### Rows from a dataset
--- START ---
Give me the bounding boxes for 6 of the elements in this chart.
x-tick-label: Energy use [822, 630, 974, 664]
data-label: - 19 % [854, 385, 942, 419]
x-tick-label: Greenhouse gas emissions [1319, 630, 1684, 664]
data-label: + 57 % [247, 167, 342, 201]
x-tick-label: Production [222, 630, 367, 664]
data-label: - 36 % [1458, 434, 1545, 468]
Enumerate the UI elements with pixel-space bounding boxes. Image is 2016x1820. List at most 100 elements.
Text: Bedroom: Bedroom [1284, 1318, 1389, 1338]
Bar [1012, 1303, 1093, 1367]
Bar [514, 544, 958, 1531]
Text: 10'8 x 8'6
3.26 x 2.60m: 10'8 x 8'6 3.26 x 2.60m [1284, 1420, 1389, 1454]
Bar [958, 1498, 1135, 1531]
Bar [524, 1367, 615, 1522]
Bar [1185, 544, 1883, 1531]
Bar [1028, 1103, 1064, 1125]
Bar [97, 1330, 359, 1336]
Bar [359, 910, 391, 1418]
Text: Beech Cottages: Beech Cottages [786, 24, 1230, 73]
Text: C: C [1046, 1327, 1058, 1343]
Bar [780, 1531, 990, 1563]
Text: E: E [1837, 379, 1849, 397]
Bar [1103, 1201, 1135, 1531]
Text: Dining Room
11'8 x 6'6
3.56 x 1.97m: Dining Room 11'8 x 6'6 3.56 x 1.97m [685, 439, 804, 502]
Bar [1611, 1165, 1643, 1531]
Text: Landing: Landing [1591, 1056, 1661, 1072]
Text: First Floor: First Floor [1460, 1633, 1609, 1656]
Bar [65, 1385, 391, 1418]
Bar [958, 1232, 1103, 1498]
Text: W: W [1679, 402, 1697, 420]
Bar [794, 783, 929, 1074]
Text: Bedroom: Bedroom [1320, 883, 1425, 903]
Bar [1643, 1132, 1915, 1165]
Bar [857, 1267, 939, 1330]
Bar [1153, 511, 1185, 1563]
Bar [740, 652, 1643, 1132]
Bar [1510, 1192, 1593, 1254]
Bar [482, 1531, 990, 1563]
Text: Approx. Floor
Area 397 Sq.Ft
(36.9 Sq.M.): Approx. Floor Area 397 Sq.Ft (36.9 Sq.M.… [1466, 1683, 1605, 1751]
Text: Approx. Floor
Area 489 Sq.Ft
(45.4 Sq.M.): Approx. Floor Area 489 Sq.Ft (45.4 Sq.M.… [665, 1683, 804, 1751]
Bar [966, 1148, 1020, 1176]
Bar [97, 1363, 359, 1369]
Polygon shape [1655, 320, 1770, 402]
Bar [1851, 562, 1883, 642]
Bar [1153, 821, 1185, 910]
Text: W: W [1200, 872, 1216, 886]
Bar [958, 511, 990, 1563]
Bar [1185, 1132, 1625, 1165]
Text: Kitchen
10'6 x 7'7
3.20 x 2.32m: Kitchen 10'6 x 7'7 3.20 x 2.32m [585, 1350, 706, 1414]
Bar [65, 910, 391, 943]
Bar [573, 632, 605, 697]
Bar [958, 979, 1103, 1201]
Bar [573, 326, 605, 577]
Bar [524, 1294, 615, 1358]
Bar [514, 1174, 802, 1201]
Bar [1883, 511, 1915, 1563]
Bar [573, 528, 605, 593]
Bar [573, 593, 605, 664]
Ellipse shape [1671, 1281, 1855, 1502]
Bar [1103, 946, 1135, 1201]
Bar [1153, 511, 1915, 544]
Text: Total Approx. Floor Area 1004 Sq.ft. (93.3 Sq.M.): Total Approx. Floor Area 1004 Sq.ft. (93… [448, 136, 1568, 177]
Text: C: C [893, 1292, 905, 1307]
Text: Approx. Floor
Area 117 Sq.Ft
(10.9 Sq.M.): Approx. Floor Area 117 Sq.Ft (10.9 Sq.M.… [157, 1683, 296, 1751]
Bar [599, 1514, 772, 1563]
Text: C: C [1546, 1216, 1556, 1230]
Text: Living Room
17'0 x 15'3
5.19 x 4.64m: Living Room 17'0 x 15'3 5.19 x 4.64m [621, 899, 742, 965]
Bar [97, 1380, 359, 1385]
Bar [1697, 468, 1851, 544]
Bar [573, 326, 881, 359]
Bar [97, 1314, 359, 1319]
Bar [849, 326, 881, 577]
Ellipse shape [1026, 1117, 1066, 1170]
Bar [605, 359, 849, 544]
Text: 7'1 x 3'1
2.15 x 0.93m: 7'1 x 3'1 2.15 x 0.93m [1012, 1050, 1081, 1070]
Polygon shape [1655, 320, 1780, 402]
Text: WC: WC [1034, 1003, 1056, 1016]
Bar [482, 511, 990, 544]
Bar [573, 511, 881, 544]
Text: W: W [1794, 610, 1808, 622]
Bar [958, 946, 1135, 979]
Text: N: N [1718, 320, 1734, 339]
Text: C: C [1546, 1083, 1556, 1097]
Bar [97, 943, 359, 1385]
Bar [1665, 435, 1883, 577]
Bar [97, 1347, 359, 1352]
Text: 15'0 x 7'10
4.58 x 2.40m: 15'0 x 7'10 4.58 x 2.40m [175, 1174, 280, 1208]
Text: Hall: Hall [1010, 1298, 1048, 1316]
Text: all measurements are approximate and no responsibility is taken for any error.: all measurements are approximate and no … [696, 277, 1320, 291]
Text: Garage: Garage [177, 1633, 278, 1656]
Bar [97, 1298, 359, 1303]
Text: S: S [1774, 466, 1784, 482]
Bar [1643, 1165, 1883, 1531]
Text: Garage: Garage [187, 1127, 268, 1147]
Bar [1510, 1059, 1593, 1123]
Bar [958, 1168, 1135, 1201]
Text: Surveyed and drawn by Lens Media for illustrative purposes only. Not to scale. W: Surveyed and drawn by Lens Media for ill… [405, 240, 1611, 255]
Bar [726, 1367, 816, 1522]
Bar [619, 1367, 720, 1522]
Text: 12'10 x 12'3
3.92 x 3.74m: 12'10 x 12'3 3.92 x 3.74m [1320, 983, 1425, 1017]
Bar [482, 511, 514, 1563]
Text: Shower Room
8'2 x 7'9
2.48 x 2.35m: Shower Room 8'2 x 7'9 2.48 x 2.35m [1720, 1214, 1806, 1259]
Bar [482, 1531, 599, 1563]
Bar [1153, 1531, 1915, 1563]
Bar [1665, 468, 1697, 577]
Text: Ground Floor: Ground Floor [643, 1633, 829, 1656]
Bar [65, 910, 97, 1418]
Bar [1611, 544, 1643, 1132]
--- END ---
### Aim
Format the lines above as a JSON list of strings, one string per line, and leave out any blank lines.

### Answer to the exercise
[
  "Give me the bounding boxes for 6 of the elements in this chart.",
  "x-tick-label: Energy use [822, 630, 974, 664]",
  "data-label: - 19 % [854, 385, 942, 419]",
  "x-tick-label: Greenhouse gas emissions [1319, 630, 1684, 664]",
  "data-label: + 57 % [247, 167, 342, 201]",
  "x-tick-label: Production [222, 630, 367, 664]",
  "data-label: - 36 % [1458, 434, 1545, 468]",
  "Enumerate the UI elements with pixel-space bounding boxes. Image is 2016x1820. List at most 100 elements.",
  "Text: Bedroom: Bedroom [1284, 1318, 1389, 1338]",
  "Bar [1012, 1303, 1093, 1367]",
  "Bar [514, 544, 958, 1531]",
  "Text: 10'8 x 8'6",
  "3.26 x 2.60m: 10'8 x 8'6 3.26 x 2.60m [1284, 1420, 1389, 1454]",
  "Bar [958, 1498, 1135, 1531]",
  "Bar [524, 1367, 615, 1522]",
  "Bar [1185, 544, 1883, 1531]",
  "Bar [1028, 1103, 1064, 1125]",
  "Bar [97, 1330, 359, 1336]",
  "Bar [359, 910, 391, 1418]",
  "Text: Beech Cottages: Beech Cottages [786, 24, 1230, 73]",
  "Text: C: C [1046, 1327, 1058, 1343]",
  "Bar [780, 1531, 990, 1563]",
  "Text: E: E [1837, 379, 1849, 397]",
  "Bar [1103, 1201, 1135, 1531]",
  "Text: Dining Room",
  "11'8 x 6'6",
  "3.56 x 1.97m: Dining Room 11'8 x 6'6 3.56 x 1.97m [685, 439, 804, 502]",
  "Bar [1611, 1165, 1643, 1531]",
  "Text: Landing: Landing [1591, 1056, 1661, 1072]",
  "Text: First Floor: First Floor [1460, 1633, 1609, 1656]",
  "Bar [65, 1385, 391, 1418]",
  "Bar [958, 1232, 1103, 1498]",
  "Text: W: W [1679, 402, 1697, 420]",
  "Bar [794, 783, 929, 1074]",
  "Text: Bedroom: Bedroom [1320, 883, 1425, 903]",
  "Bar [1643, 1132, 1915, 1165]",
  "Bar [857, 1267, 939, 1330]",
  "Bar [1153, 511, 1185, 1563]",
  "Bar [740, 652, 1643, 1132]",
  "Bar [1510, 1192, 1593, 1254]",
  "Bar [482, 1531, 990, 1563]",
  "Text: Approx. Floor",
  "Area 397 Sq.Ft",
  "(36.9 Sq.M.): Approx. Floor Area 397 Sq.Ft (36.9 Sq.M.… [1466, 1683, 1605, 1751]",
  "Text: Approx. Floor",
  "Area 489 Sq.Ft",
  "(45.4 Sq.M.): Approx. Floor Area 489 Sq.Ft (45.4 Sq.M.… [665, 1683, 804, 1751]",
  "Bar [966, 1148, 1020, 1176]",
  "Bar [97, 1363, 359, 1369]",
  "Polygon shape [1655, 320, 1770, 402]",
  "Bar [1851, 562, 1883, 642]",
  "Bar [1153, 821, 1185, 910]",
  "Text: W: W [1200, 872, 1216, 886]",
  "Bar [958, 511, 990, 1563]",
  "Bar [1185, 1132, 1625, 1165]",
  "Text: Kitchen",
  "10'6 x 7'7",
  "3.20 x 2.32m: Kitchen 10'6 x 7'7 3.20 x 2.32m [585, 1350, 706, 1414]",
  "Bar [65, 910, 391, 943]",
  "Bar [573, 632, 605, 697]",
  "Bar [958, 979, 1103, 1201]",
  "Bar [573, 326, 605, 577]",
  "Bar [524, 1294, 615, 1358]",
  "Bar [514, 1174, 802, 1201]",
  "Bar [1883, 511, 1915, 1563]",
  "Bar [573, 528, 605, 593]",
  "Bar [573, 593, 605, 664]",
  "Ellipse shape [1671, 1281, 1855, 1502]",
  "Bar [1103, 946, 1135, 1201]",
  "Bar [1153, 511, 1915, 544]",
  "Text: Total Approx. Floor Area 1004 Sq.ft. (93.3 Sq.M.): Total Approx. Floor Area 1004 Sq.ft. (93… [448, 136, 1568, 177]",
  "Text: C: C [893, 1292, 905, 1307]",
  "Text: Approx. Floor",
  "Area 117 Sq.Ft",
  "(10.9 Sq.M.): Approx. Floor Area 117 Sq.Ft (10.9 Sq.M.… [157, 1683, 296, 1751]",
  "Bar [599, 1514, 772, 1563]",
  "Text: C: C [1546, 1216, 1556, 1230]",
  "Text: Living Room",
  "17'0 x 15'3",
  "5.19 x 4.64m: Living Room 17'0 x 15'3 5.19 x 4.64m [621, 899, 742, 965]",
  "Bar [97, 1380, 359, 1385]",
  "Bar [1697, 468, 1851, 544]",
  "Bar [573, 326, 881, 359]",
  "Bar [97, 1314, 359, 1319]",
  "Bar [849, 326, 881, 577]",
  "Ellipse shape [1026, 1117, 1066, 1170]",
  "Bar [605, 359, 849, 544]",
  "Text: 7'1 x 3'1",
  "2.15 x 0.93m: 7'1 x 3'1 2.15 x 0.93m [1012, 1050, 1081, 1070]",
  "Polygon shape [1655, 320, 1780, 402]",
  "Text: WC: WC [1034, 1003, 1056, 1016]",
  "Bar [482, 511, 990, 544]",
  "Bar [573, 511, 881, 544]",
  "Text: W: W [1794, 610, 1808, 622]",
  "Bar [958, 946, 1135, 979]",
  "Text: N: N [1718, 320, 1734, 339]",
  "Text: C: C [1546, 1083, 1556, 1097]",
  "Bar [97, 943, 359, 1385]",
  "Bar [1665, 435, 1883, 577]",
  "Bar [97, 1347, 359, 1352]",
  "Text: 15'0 x 7'10",
  "4.58 x 2.40m: 15'0 x 7'10 4.58 x 2.40m [175, 1174, 280, 1208]",
  "Text: Hall: Hall [1010, 1298, 1048, 1316]",
  "Text: all measurements are approximate and no responsibility is taken for any error.: all measurements are approximate and no … [696, 277, 1320, 291]",
  "Text: Garage: Garage [177, 1633, 278, 1656]",
  "Bar [97, 1298, 359, 1303]",
  "Text: S: S [1774, 466, 1784, 482]",
  "Bar [1643, 1165, 1883, 1531]",
  "Text: Garage: Garage [187, 1127, 268, 1147]",
  "Bar [1510, 1059, 1593, 1123]",
  "Bar [958, 1168, 1135, 1201]",
  "Text: Surveyed and drawn by Lens Media for illustrative purposes only. Not to scale. W: Surveyed and drawn by Lens Media for ill… [405, 240, 1611, 255]",
  "Bar [726, 1367, 816, 1522]",
  "Bar [619, 1367, 720, 1522]",
  "Text: 12'10 x 12'3",
  "3.92 x 3.74m: 12'10 x 12'3 3.92 x 3.74m [1320, 983, 1425, 1017]",
  "Bar [482, 511, 514, 1563]",
  "Text: Shower Room",
  "8'2 x 7'9",
  "2.48 x 2.35m: Shower Room 8'2 x 7'9 2.48 x 2.35m [1720, 1214, 1806, 1259]",
  "Bar [482, 1531, 599, 1563]",
  "Bar [1153, 1531, 1915, 1563]",
  "Bar [1665, 468, 1697, 577]",
  "Text: Ground Floor: Ground Floor [643, 1633, 829, 1656]",
  "Bar [65, 910, 97, 1418]",
  "Bar [1611, 544, 1643, 1132]"
]